[start]

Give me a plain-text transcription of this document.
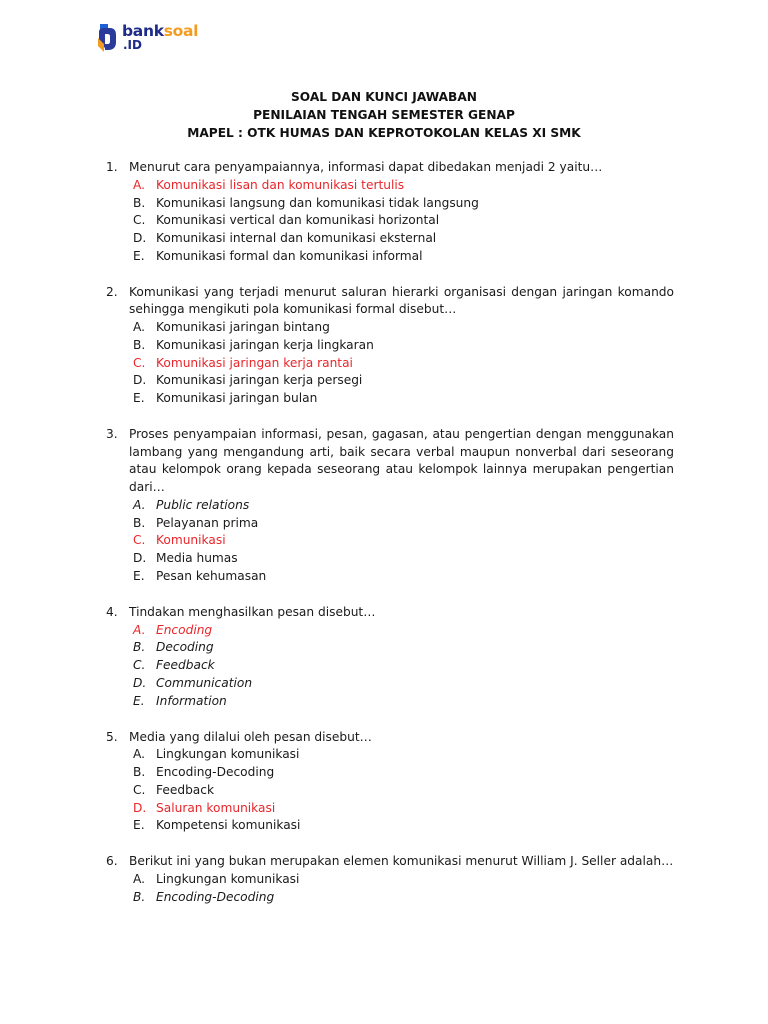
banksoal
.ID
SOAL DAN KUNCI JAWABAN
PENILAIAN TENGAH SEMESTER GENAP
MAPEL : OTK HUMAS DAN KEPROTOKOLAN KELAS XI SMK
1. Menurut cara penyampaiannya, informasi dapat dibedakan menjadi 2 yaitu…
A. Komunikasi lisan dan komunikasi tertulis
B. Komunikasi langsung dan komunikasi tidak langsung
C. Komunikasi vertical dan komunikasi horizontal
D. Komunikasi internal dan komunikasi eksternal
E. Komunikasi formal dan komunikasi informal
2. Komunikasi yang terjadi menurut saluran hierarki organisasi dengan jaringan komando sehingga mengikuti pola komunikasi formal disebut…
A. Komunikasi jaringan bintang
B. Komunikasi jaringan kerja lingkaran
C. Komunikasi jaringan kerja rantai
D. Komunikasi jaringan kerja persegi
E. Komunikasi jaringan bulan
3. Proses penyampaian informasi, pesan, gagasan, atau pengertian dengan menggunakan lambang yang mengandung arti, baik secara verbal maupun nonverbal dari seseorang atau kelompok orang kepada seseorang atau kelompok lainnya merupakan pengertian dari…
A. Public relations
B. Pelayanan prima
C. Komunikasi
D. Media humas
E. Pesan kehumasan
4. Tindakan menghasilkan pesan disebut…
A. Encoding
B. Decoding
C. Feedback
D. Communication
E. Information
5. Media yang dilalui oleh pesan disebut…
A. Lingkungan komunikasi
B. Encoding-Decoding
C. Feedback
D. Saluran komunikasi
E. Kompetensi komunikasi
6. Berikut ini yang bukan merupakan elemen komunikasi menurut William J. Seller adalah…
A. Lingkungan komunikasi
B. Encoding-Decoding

[end]
[start]

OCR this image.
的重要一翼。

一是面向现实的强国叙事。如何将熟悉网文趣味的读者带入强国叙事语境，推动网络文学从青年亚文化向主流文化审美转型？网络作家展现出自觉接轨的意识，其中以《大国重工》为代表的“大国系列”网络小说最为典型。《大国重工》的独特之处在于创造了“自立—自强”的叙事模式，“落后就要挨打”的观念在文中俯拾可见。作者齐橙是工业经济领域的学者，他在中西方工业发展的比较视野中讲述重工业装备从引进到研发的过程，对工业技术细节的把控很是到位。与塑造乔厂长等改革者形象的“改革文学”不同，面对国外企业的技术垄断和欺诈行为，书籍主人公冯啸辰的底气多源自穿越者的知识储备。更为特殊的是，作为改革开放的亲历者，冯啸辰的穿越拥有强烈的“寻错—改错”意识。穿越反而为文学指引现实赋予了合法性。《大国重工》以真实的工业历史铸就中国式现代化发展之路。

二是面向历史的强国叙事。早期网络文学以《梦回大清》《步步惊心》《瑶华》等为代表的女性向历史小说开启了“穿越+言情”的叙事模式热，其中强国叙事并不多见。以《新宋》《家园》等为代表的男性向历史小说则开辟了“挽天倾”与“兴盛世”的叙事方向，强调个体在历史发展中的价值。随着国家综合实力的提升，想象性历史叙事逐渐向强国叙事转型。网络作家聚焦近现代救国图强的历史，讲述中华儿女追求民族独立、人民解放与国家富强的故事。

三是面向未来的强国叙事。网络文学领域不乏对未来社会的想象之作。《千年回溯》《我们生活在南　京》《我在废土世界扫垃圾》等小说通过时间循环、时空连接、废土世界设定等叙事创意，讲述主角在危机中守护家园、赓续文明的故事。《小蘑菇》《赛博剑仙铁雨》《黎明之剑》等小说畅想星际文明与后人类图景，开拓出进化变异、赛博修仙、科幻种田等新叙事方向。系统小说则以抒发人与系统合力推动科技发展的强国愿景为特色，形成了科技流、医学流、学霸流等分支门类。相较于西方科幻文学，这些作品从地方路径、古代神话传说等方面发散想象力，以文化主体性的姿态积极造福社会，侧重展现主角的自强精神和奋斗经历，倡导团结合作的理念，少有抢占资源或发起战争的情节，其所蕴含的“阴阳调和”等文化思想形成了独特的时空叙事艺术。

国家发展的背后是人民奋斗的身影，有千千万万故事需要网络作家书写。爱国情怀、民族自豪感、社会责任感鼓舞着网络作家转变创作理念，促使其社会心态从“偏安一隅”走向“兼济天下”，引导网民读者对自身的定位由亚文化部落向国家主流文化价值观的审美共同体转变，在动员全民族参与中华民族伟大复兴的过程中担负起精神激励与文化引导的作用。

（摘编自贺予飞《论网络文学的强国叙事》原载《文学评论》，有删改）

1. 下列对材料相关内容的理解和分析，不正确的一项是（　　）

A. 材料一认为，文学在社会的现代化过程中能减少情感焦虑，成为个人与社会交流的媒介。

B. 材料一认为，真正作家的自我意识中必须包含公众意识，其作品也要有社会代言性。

[end]

### [Problem to solve]
Reproduce every line from the entries that holds the word "informasi".

### [Result]
1. Menurut cara penyampaiannya, informasi dapat dibedakan menjadi 2 yaitu…
3. Proses penyampaian informasi, pesan, gagasan, atau pengertian dengan menggunakan lambang yang mengandung arti, baik secara verbal maupun nonverbal dari seseorang atau kelompok orang kepada seseorang atau kelompok lainnya merupakan pengertian dari…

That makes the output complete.